Task requirements: Every line below is to be quoted exactly, with nothing added or dropped.

[Extracted data entries]
---*---

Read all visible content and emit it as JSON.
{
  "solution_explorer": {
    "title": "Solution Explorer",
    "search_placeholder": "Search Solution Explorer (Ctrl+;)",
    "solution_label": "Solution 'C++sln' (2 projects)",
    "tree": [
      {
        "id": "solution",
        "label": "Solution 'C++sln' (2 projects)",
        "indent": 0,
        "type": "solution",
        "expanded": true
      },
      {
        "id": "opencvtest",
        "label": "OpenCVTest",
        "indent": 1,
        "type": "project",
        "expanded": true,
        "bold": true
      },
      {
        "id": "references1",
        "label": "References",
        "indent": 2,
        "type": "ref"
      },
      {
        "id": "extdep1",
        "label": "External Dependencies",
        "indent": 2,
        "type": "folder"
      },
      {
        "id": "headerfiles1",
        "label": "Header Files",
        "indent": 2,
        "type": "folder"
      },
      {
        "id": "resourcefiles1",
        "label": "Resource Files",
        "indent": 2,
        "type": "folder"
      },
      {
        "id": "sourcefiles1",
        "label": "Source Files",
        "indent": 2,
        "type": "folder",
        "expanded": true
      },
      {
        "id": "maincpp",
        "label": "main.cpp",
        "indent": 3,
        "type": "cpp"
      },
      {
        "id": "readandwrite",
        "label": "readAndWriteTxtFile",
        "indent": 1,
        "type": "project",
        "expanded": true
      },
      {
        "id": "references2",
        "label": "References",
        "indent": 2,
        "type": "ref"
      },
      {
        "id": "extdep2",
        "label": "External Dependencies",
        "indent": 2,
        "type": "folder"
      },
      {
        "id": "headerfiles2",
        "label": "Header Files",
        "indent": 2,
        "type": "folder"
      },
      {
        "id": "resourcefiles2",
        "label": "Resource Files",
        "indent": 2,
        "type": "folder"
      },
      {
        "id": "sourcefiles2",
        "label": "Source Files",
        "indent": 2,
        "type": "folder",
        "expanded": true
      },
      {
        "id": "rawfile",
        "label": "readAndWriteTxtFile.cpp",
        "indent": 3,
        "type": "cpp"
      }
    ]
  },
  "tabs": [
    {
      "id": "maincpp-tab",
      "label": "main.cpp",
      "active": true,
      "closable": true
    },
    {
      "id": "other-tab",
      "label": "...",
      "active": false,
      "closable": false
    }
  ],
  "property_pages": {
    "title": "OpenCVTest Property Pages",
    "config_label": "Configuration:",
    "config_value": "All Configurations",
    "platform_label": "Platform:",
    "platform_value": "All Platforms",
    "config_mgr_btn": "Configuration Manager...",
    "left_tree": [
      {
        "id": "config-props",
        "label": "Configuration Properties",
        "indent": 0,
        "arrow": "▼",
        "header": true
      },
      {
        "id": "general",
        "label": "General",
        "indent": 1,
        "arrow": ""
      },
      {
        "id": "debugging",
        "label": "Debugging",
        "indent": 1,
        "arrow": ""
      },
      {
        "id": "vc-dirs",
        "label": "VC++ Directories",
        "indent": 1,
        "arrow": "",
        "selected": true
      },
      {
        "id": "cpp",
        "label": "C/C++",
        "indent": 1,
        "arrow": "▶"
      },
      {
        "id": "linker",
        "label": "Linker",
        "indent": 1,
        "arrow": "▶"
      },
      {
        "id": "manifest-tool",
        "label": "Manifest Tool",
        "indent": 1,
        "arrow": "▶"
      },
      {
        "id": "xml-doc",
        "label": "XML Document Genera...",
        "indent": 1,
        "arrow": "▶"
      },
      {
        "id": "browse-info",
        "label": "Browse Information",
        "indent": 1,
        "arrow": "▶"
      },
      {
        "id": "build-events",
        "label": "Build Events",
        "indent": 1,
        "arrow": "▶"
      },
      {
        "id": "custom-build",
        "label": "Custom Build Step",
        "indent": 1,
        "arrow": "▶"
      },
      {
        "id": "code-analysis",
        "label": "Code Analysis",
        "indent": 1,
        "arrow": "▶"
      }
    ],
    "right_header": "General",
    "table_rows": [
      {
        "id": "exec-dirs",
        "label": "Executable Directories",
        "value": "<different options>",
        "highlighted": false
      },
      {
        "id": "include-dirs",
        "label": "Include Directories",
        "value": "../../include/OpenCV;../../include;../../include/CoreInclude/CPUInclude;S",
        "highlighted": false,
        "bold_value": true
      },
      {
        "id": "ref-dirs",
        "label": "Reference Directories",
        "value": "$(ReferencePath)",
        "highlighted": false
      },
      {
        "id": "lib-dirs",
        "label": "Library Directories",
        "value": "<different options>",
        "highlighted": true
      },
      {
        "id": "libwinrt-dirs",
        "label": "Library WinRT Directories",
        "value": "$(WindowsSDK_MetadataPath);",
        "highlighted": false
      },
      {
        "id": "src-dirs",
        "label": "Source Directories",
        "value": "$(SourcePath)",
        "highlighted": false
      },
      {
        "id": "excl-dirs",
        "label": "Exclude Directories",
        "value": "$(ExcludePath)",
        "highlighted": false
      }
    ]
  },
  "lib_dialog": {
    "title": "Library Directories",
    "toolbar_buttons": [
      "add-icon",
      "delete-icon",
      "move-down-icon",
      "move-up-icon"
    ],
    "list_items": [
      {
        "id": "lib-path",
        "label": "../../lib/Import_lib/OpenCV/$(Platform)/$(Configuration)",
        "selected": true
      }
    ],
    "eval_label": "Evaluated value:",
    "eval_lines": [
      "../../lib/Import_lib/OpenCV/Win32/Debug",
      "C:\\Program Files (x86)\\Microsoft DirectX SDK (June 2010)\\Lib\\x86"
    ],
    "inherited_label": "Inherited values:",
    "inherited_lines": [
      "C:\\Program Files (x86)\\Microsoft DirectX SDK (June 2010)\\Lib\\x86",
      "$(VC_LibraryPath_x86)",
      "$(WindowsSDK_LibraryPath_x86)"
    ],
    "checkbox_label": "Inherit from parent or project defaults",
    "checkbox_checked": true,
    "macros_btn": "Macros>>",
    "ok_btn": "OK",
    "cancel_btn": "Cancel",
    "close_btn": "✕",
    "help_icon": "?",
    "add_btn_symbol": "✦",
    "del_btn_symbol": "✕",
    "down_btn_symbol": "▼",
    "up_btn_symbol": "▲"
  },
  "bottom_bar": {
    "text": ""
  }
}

---*---

Correct result:
Read all visible content and emit it as JSON.
{
  "solution_explorer": {
    "title": "Solution Explorer",
    "search_placeholder": "Search Solution Explorer (Ctrl+;)",
    "solution_label": "Solution 'C++sln' (2 projects)",
    "tree": [
      {
        "id": "solution",
        "label": "Solution 'C++sln' (2 projects)",
        "indent": 0,
        "type": "solution",
        "expanded": true
      },
      {
        "id": "opencvtest",
        "label": "OpenCVTest",
        "indent": 1,
        "type": "project",
        "expanded": true,
        "bold": true
      },
      {
        "id": "references1",
        "label": "References",
        "indent": 2,
        "type": "ref"
      },
      {
        "id": "extdep1",
        "label": "External Dependencies",
        "indent": 2,
        "type": "folder"
      },
      {
        "id": "headerfiles1",
        "label": "Header Files",
        "indent": 2,
        "type": "folder"
      },
      {
        "id": "resourcefiles1",
        "label": "Resource Files",
        "indent": 2,
        "type": "folder"
      },
      {
        "id": "sourcefiles1",
        "label": "Source Files",
        "indent": 2,
        "type": "folder",
        "expanded": true
      },
      {
        "id": "maincpp",
        "label": "main.cpp",
        "indent": 3,
        "type": "cpp"
      },
      {
        "id": "readandwrite",
        "label": "readAndWriteTxtFile",
        "indent": 1,
        "type": "project",
        "expanded": true
      },
      {
        "id": "references2",
        "label": "References",
        "indent": 2,
        "type": "ref"
      },
      {
        "id": "extdep2",
        "label": "External Dependencies",
        "indent": 2,
        "type": "folder"
      },
      {
        "id": "headerfiles2",
        "label": "Header Files",
        "indent": 2,
        "type": "folder"
      },
      {
        "id": "resourcefiles2",
        "label": "Resource Files",
        "indent": 2,
        "type": "folder"
      },
      {
        "id": "sourcefiles2",
        "label": "Source Files",
        "indent": 2,
        "type": "folder",
        "expanded": true
      },
      {
        "id": "rawfile",
        "label": "readAndWriteTxtFile.cpp",
        "indent": 3,
        "type": "cpp"
      }
    ]
  },
  "tabs": [
    {
      "id": "maincpp-tab",
      "label": "main.cpp",
      "active": true,
      "closable": true
    },
    {
      "id": "other-tab",
      "label": "...",
      "active": false,
      "closable": false
    }
  ],
  "property_pages": {
    "title": "OpenCVTest Property Pages",
    "config_label": "Configuration:",
    "config_value": "All Configurations",
    "platform_label": "Platform:",
    "platform_value": "All Platforms",
    "config_mgr_btn": "Configuration Manager...",
    "left_tree": [
      {
        "id": "config-props",
        "label": "Configuration Properties",
        "indent": 0,
        "arrow": "▼",
        "header": true
      },
      {
        "id": "general",
        "label": "General",
        "indent": 1,
        "arrow": ""
      },
      {
        "id": "debugging",
        "label": "Debugging",
        "indent": 1,
        "arrow": ""
      },
      {
        "id": "vc-dirs",
        "label": "VC++ Directories",
        "indent": 1,
        "arrow": "",
        "selected": true
      },
      {
        "id": "cpp",
        "label": "C/C++",
        "indent": 1,
        "arrow": "▶"
      },
      {
        "id": "linker",
        "label": "Linker",
        "indent": 1,
        "arrow": "▶"
      },
      {
        "id": "manifest-tool",
        "label": "Manifest Tool",
        "indent": 1,
        "arrow": "▶"
      },
      {
        "id": "xml-doc",
        "label": "XML Document Genera...",
        "indent": 1,
        "arrow": "▶"
      },
      {
        "id": "browse-info",
        "label": "Browse Information",
        "indent": 1,
        "arrow": "▶"
      },
      {
        "id": "build-events",
        "label": "Build Events",
        "indent": 1,
        "arrow": "▶"
      },
      {
        "id": "custom-build",
        "label": "Custom Build Step",
        "indent": 1,
        "arrow": "▶"
      },
      {
        "id": "code-analysis",
        "label": "Code Analysis",
        "indent": 1,
        "arrow": "▶"
      }
    ],
    "right_header": "General",
    "table_rows": [
      {
        "id": "exec-dirs",
        "label": "Executable Directories",
        "value": "<different options>",
        "highlighted": false
      },
      {
        "id": "include-dirs",
        "label": "Include Directories",
        "value": "../../include/OpenCV;../../include;../../include/CoreInclude/CPUInclude;S",
        "highlighted": false,
        "bold_value": true
      },
      {
        "id": "ref-dirs",
        "label": "Reference Directories",
        "value": "$(ReferencePath)",
        "highlighted": false
      },
      {
        "id": "lib-dirs",
        "label": "Library Directories",
        "value": "<different options>",
        "highlighted": true
      },
      {
        "id": "libwinrt-dirs",
        "label": "Library WinRT Directories",
        "value": "$(WindowsSDK_MetadataPath);",
        "highlighted": false
      },
      {
        "id": "src-dirs",
        "label": "Source Directories",
        "value": "$(SourcePath)",
        "highlighted": false
      },
      {
        "id": "excl-dirs",
        "label": "Exclude Directories",
        "value": "$(ExcludePath)",
        "highlighted": false
      }
    ]
  },
  "lib_dialog": {
    "title": "Library Directories",
    "toolbar_buttons": [
      "add-icon",
      "delete-icon",
      "move-down-icon",
      "move-up-icon"
    ],
    "list_items": [
      {
        "id": "lib-path",
        "label": "../../lib/Import_lib/OpenCV/$(Platform)/$(Configuration)",
        "selected": true
      }
    ],
    "eval_label": "Evaluated value:",
    "eval_lines": [
      "../../lib/Import_lib/OpenCV/Win32/Debug",
      "C:\\Program Files (x86)\\Microsoft DirectX SDK (June 2010)\\Lib\\x86"
    ],
    "inherited_label": "Inherited values:",
    "inherited_lines": [
      "C:\\Program Files (x86)\\Microsoft DirectX SDK (June 2010)\\Lib\\x86",
      "$(VC_LibraryPath_x86)",
      "$(WindowsSDK_LibraryPath_x86)"
    ],
    "checkbox_label": "Inherit from parent or project defaults",
    "checkbox_checked": true,
    "macros_btn": "Macros>>",
    "ok_btn": "OK",
    "cancel_btn": "Cancel",
    "close_btn": "✕",
    "help_icon": "?",
    "add_btn_symbol": "✦",
    "del_btn_symbol": "✕",
    "down_btn_symbol": "▼",
    "up_btn_symbol": "▲"
  },
  "bottom_bar": {
    "text": ""
  }
}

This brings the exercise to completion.